> **What is asked**: Render every line of the records as a JSON list of strings, one string per line, leaving out blank lines.

> **Recorded data**:
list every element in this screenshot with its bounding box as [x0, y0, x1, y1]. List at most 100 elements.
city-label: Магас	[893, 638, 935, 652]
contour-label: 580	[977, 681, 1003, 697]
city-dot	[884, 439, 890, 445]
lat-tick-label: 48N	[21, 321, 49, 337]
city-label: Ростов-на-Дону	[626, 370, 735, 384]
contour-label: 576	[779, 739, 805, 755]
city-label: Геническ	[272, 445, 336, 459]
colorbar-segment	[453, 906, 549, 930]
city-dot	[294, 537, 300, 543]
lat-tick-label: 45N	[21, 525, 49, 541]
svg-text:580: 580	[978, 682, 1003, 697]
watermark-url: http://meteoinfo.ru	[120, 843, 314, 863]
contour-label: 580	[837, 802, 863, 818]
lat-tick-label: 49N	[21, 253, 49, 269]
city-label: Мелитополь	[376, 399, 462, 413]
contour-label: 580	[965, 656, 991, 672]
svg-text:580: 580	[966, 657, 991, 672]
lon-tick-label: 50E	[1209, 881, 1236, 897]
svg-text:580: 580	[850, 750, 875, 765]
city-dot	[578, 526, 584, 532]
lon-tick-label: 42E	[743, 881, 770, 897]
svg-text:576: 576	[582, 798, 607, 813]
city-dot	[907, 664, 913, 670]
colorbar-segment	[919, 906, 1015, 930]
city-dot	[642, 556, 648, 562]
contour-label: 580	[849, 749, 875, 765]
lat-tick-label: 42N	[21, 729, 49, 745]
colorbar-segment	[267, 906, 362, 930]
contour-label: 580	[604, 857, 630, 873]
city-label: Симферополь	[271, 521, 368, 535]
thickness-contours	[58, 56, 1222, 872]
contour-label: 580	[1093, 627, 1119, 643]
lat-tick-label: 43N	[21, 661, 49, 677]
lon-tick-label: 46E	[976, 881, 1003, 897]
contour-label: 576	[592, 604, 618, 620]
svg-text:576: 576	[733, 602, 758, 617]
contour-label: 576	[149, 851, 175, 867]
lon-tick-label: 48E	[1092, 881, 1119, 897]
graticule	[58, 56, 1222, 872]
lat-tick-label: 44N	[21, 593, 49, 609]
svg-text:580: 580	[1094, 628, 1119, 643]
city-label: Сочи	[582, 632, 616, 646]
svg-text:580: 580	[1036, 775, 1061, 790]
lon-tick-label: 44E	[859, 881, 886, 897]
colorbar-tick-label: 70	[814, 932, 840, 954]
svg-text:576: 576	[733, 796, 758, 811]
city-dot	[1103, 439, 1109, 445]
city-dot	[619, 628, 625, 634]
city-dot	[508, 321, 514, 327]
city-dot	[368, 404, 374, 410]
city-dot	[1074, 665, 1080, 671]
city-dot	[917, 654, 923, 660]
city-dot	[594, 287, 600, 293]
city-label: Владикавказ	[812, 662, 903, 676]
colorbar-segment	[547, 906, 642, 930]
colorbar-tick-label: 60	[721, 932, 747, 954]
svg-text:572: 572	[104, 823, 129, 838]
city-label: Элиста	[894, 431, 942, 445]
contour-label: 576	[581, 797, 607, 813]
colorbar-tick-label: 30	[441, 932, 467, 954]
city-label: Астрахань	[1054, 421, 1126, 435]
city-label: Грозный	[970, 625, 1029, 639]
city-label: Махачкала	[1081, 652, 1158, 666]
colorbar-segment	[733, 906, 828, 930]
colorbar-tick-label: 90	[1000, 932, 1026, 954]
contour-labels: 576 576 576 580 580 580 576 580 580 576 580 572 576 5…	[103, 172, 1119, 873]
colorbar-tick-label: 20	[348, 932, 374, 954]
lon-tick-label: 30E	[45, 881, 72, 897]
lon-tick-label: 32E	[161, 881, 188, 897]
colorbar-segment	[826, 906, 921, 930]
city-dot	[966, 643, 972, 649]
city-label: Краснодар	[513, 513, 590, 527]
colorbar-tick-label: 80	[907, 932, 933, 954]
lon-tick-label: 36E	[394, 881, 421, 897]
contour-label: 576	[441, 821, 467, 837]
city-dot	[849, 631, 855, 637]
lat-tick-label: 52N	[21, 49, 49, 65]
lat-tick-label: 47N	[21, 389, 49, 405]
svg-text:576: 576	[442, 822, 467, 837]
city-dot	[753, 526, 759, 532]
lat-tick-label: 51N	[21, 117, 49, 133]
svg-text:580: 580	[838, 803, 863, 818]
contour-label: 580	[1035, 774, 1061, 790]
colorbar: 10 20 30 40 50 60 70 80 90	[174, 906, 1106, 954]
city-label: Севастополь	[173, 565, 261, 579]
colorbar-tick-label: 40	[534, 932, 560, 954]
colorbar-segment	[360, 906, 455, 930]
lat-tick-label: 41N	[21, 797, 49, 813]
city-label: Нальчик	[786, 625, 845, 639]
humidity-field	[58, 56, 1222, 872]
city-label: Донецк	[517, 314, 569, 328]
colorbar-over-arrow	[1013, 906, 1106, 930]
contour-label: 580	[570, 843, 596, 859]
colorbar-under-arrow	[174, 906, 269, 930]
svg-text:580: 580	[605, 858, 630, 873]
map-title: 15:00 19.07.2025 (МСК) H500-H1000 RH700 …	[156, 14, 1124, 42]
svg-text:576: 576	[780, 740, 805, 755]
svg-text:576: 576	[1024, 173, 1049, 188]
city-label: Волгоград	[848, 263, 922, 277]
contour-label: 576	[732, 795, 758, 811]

> **Result for this exercise**:
[
  "list every element in this screenshot with its bounding box as [x0, y0, x1, y1]. List at most 100 elements.",
  "city-label: Магас\t[893, 638, 935, 652]",
  "contour-label: 580\t[977, 681, 1003, 697]",
  "city-dot\t[884, 439, 890, 445]",
  "lat-tick-label: 48N\t[21, 321, 49, 337]",
  "city-label: Ростов-на-Дону\t[626, 370, 735, 384]",
  "contour-label: 576\t[779, 739, 805, 755]",
  "city-label: Геническ\t[272, 445, 336, 459]",
  "colorbar-segment\t[453, 906, 549, 930]",
  "city-dot\t[294, 537, 300, 543]",
  "lat-tick-label: 45N\t[21, 525, 49, 541]",
  "svg-text:580: 580\t[978, 682, 1003, 697]",
  "watermark-url: http://meteoinfo.ru\t[120, 843, 314, 863]",
  "contour-label: 580\t[837, 802, 863, 818]",
  "lat-tick-label: 49N\t[21, 253, 49, 269]",
  "city-label: Мелитополь\t[376, 399, 462, 413]",
  "contour-label: 580\t[965, 656, 991, 672]",
  "svg-text:580: 580\t[966, 657, 991, 672]",
  "lon-tick-label: 50E\t[1209, 881, 1236, 897]",
  "svg-text:580: 580\t[850, 750, 875, 765]",
  "city-dot\t[578, 526, 584, 532]",
  "lon-tick-label: 42E\t[743, 881, 770, 897]",
  "svg-text:576: 576\t[582, 798, 607, 813]",
  "city-dot\t[907, 664, 913, 670]",
  "colorbar-segment\t[919, 906, 1015, 930]",
  "city-dot\t[642, 556, 648, 562]",
  "contour-label: 580\t[849, 749, 875, 765]",
  "lat-tick-label: 42N\t[21, 729, 49, 745]",
  "colorbar-segment\t[267, 906, 362, 930]",
  "contour-label: 580\t[604, 857, 630, 873]",
  "city-label: Симферополь\t[271, 521, 368, 535]",
  "thickness-contours\t[58, 56, 1222, 872]",
  "contour-label: 580\t[1093, 627, 1119, 643]",
  "lat-tick-label: 43N\t[21, 661, 49, 677]",
  "lon-tick-label: 46E\t[976, 881, 1003, 897]",
  "contour-label: 576\t[592, 604, 618, 620]",
  "svg-text:576: 576\t[733, 602, 758, 617]",
  "contour-label: 576\t[149, 851, 175, 867]",
  "lon-tick-label: 48E\t[1092, 881, 1119, 897]",
  "graticule\t[58, 56, 1222, 872]",
  "lat-tick-label: 44N\t[21, 593, 49, 609]",
  "svg-text:580: 580\t[1094, 628, 1119, 643]",
  "city-label: Сочи\t[582, 632, 616, 646]",
  "svg-text:580: 580\t[1036, 775, 1061, 790]",
  "lon-tick-label: 44E\t[859, 881, 886, 897]",
  "colorbar-tick-label: 70\t[814, 932, 840, 954]",
  "svg-text:576: 576\t[733, 796, 758, 811]",
  "city-dot\t[1103, 439, 1109, 445]",
  "city-dot\t[619, 628, 625, 634]",
  "city-dot\t[508, 321, 514, 327]",
  "city-dot\t[368, 404, 374, 410]",
  "city-dot\t[1074, 665, 1080, 671]",
  "city-dot\t[917, 654, 923, 660]",
  "city-dot\t[594, 287, 600, 293]",
  "city-label: Владикавказ\t[812, 662, 903, 676]",
  "colorbar-segment\t[547, 906, 642, 930]",
  "colorbar-tick-label: 60\t[721, 932, 747, 954]",
  "svg-text:572: 572\t[104, 823, 129, 838]",
  "city-label: Элиста\t[894, 431, 942, 445]",
  "contour-label: 576\t[581, 797, 607, 813]",
  "colorbar-tick-label: 30\t[441, 932, 467, 954]",
  "city-label: Астрахань\t[1054, 421, 1126, 435]",
  "city-label: Грозный\t[970, 625, 1029, 639]",
  "city-label: Махачкала\t[1081, 652, 1158, 666]",
  "colorbar-segment\t[733, 906, 828, 930]",
  "colorbar-tick-label: 90\t[1000, 932, 1026, 954]",
  "contour-labels: 576 576 576 580 580 580 576 580 580 576 580 572 576 5…\t[103, 172, 1119, 873]",
  "colorbar-tick-label: 20\t[348, 932, 374, 954]",
  "lon-tick-label: 30E\t[45, 881, 72, 897]",
  "lon-tick-label: 32E\t[161, 881, 188, 897]",
  "colorbar-segment\t[826, 906, 921, 930]",
  "city-dot\t[966, 643, 972, 649]",
  "city-label: Краснодар\t[513, 513, 590, 527]",
  "colorbar-tick-label: 80\t[907, 932, 933, 954]",
  "lon-tick-label: 36E\t[394, 881, 421, 897]",
  "contour-label: 576\t[441, 821, 467, 837]",
  "city-dot\t[849, 631, 855, 637]",
  "lat-tick-label: 52N\t[21, 49, 49, 65]",
  "lat-tick-label: 47N\t[21, 389, 49, 405]",
  "svg-text:576: 576\t[442, 822, 467, 837]",
  "city-dot\t[753, 526, 759, 532]",
  "lat-tick-label: 51N\t[21, 117, 49, 133]",
  "svg-text:580: 580\t[838, 803, 863, 818]",
  "contour-label: 580\t[1035, 774, 1061, 790]",
  "colorbar: 10 20 30 40 50 60 70 80 90\t[174, 906, 1106, 954]",
  "city-label: Севастополь\t[173, 565, 261, 579]",
  "colorbar-tick-label: 40\t[534, 932, 560, 954]",
  "colorbar-segment\t[360, 906, 455, 930]",
  "lat-tick-label: 41N\t[21, 797, 49, 813]",
  "city-label: Нальчик\t[786, 625, 845, 639]",
  "humidity-field\t[58, 56, 1222, 872]",
  "city-label: Донецк\t[517, 314, 569, 328]",
  "colorbar-over-arrow\t[1013, 906, 1106, 930]",
  "contour-label: 580\t[570, 843, 596, 859]",
  "colorbar-under-arrow\t[174, 906, 269, 930]",
  "svg-text:580: 580\t[605, 858, 630, 873]",
  "map-title: 15:00 19.07.2025 (МСК) H500-H1000 RH700 …\t[156, 14, 1124, 42]",
  "svg-text:576: 576\t[780, 740, 805, 755]",
  "svg-text:576: 576\t[1024, 173, 1049, 188]",
  "city-label: Волгоград\t[848, 263, 922, 277]",
  "contour-label: 576\t[732, 795, 758, 811]"
]